### WHAT YOU WILL DO:
Each line that contains the word "날로부터" counts once; give the total for the records below and nothing else.

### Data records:
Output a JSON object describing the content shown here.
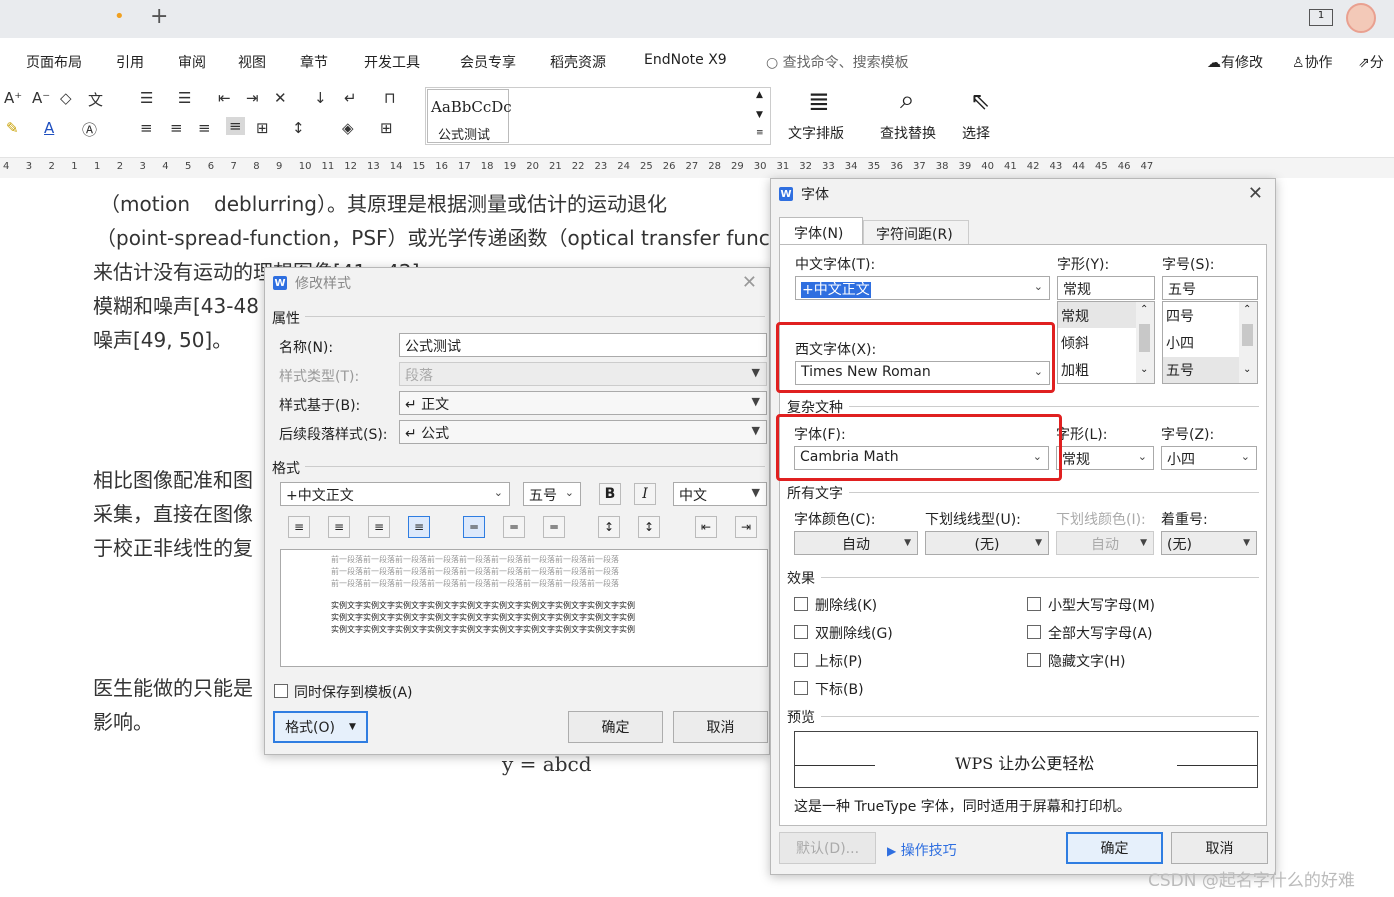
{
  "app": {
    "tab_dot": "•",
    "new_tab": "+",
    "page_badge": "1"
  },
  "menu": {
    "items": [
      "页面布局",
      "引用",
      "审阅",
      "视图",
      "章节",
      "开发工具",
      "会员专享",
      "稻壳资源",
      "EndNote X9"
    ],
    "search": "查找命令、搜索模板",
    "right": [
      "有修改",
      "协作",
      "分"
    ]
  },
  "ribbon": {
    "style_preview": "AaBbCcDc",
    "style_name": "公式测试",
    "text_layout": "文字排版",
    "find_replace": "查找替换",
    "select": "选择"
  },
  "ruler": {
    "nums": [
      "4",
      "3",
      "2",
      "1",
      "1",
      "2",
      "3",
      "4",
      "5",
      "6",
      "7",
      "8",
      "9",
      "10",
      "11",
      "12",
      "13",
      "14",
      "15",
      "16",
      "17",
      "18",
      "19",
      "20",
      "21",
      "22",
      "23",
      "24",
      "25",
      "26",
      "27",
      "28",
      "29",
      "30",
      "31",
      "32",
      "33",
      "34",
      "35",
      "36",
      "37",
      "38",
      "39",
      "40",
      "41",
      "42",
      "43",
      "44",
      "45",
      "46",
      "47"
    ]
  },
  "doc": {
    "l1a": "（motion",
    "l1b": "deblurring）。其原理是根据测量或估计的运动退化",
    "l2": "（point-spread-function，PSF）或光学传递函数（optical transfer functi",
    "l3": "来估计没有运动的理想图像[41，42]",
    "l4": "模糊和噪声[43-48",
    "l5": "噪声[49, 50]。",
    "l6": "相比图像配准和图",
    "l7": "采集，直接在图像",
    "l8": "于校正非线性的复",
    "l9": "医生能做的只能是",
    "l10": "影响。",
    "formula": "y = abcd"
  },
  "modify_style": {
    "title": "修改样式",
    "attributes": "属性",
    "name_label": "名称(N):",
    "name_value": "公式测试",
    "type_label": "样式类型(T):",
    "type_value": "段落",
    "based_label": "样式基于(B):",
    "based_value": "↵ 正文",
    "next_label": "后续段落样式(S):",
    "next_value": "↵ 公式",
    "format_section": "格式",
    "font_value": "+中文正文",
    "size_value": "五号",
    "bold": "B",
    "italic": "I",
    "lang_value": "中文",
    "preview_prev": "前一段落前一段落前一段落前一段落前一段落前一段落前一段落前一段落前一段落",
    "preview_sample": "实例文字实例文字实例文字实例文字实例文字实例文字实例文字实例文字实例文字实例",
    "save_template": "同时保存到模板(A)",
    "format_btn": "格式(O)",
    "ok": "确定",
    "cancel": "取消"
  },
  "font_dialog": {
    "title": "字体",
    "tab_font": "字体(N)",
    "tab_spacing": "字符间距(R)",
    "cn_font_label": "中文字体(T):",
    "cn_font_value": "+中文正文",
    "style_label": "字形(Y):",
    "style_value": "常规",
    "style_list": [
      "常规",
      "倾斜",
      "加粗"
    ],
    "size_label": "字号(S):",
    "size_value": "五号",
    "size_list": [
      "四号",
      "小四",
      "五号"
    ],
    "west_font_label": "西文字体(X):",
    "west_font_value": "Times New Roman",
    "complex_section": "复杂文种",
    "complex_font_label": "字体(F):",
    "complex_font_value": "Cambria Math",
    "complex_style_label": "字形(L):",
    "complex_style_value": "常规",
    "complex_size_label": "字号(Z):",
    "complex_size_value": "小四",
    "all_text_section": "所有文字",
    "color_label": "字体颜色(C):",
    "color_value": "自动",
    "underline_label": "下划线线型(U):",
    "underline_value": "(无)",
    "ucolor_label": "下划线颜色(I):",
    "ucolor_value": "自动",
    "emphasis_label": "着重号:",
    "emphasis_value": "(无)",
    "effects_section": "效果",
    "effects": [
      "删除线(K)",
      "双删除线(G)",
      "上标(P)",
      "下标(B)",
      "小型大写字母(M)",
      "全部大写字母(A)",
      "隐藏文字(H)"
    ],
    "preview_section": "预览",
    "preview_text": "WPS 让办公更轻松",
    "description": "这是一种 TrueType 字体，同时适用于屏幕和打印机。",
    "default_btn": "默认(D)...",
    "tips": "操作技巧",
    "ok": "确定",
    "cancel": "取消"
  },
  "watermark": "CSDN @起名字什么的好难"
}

...

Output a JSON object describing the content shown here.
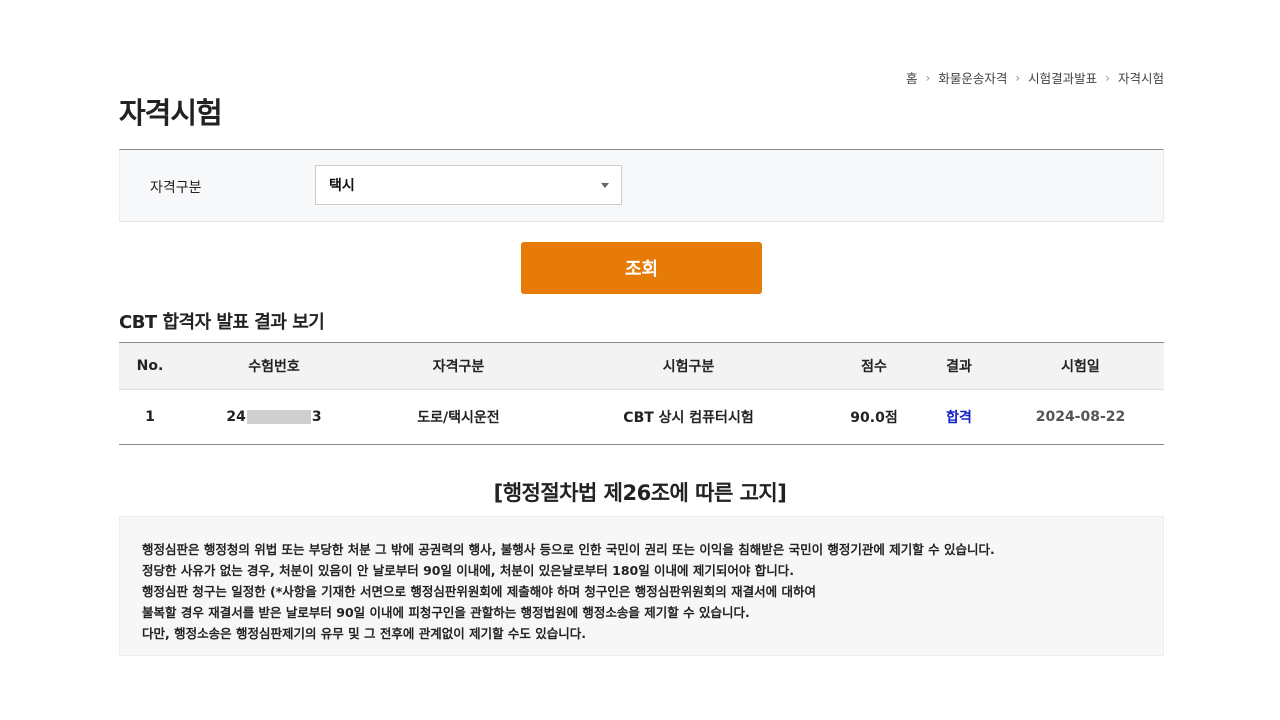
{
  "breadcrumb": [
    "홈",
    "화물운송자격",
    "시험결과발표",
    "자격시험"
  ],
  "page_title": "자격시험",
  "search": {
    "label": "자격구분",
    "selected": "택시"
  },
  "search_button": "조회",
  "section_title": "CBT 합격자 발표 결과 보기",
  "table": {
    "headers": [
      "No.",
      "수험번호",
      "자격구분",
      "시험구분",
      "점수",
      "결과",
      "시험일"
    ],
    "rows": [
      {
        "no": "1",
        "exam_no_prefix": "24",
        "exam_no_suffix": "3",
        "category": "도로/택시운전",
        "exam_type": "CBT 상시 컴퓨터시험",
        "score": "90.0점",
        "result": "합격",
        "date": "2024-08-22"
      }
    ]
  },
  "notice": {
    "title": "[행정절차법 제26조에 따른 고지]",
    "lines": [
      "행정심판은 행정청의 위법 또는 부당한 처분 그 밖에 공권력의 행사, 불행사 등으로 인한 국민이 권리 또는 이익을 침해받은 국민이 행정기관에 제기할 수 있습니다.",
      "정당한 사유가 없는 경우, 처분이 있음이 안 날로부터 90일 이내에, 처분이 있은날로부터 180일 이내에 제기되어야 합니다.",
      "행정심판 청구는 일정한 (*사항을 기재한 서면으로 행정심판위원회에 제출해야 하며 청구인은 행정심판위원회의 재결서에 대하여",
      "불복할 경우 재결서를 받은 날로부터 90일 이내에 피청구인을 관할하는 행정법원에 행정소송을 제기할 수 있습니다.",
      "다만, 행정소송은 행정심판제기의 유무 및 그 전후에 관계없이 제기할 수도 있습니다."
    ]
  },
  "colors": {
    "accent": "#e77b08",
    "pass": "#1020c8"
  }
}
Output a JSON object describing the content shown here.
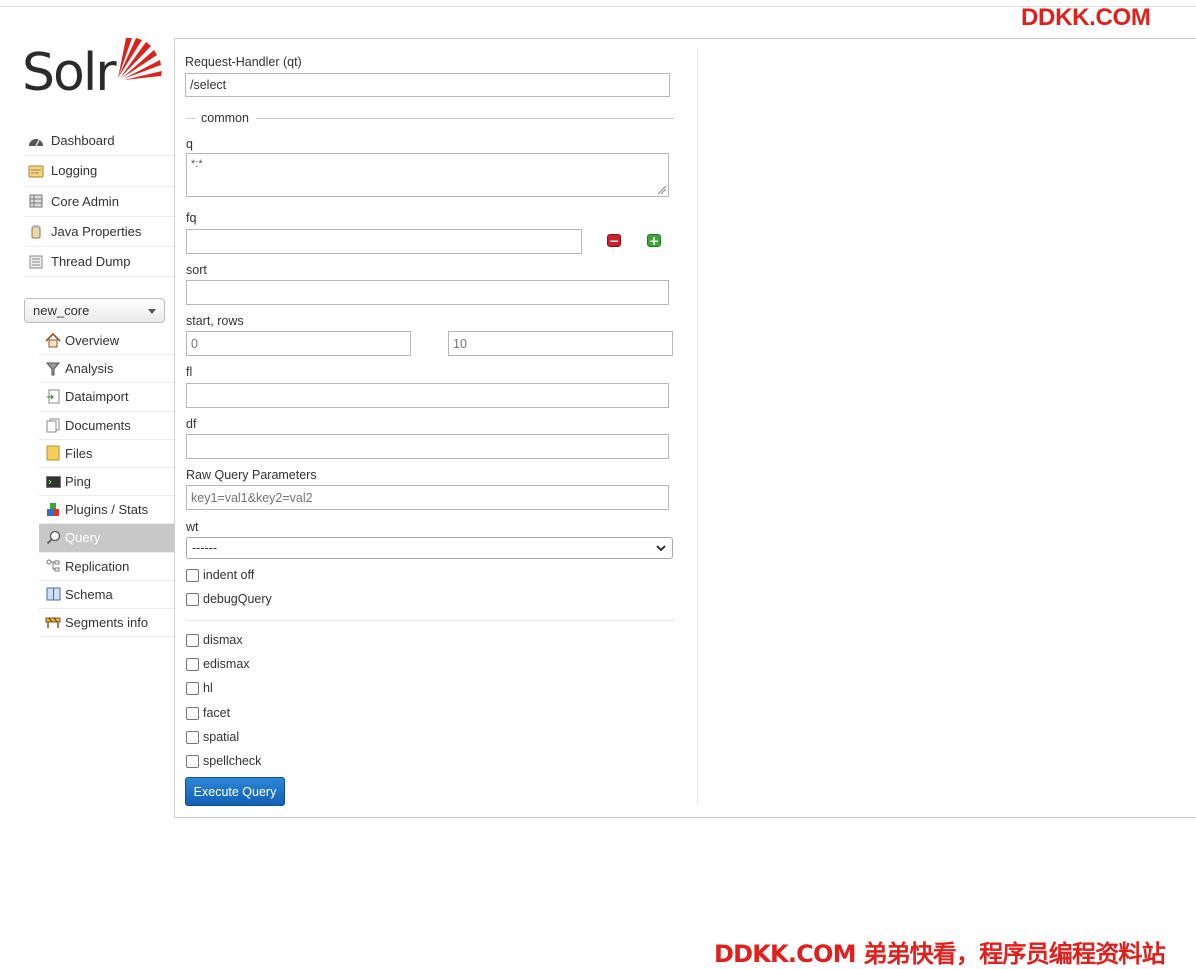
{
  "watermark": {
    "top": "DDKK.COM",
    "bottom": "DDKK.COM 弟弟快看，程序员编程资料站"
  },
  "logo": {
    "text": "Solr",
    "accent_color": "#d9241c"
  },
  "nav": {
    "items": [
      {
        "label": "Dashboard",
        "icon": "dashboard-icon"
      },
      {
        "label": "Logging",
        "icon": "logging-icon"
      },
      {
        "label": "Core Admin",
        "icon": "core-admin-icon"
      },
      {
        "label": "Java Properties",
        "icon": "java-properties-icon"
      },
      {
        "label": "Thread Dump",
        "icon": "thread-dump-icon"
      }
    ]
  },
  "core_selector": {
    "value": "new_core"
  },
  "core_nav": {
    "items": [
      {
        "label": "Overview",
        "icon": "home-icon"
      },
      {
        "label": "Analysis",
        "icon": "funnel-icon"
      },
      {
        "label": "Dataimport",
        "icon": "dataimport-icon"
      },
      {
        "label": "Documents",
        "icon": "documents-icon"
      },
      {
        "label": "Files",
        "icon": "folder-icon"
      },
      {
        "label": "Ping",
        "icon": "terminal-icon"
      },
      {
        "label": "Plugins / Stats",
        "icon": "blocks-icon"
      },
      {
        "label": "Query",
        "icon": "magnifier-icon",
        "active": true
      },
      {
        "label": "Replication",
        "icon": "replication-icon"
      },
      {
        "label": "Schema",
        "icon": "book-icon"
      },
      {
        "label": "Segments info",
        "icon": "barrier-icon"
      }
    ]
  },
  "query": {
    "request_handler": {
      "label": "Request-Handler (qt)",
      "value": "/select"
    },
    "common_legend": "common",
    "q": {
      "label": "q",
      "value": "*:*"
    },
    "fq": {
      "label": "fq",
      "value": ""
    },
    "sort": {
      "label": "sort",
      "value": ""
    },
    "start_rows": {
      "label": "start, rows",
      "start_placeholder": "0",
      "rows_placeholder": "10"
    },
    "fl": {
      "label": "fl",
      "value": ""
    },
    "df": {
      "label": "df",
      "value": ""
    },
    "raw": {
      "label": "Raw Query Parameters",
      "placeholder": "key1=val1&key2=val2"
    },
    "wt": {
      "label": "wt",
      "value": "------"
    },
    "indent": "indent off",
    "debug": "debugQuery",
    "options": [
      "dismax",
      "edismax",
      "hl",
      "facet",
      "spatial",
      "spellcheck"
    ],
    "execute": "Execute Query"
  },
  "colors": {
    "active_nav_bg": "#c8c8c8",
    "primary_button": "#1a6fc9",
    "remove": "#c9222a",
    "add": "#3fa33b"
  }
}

### SOLUTION FOR THIS PROBLEM:
2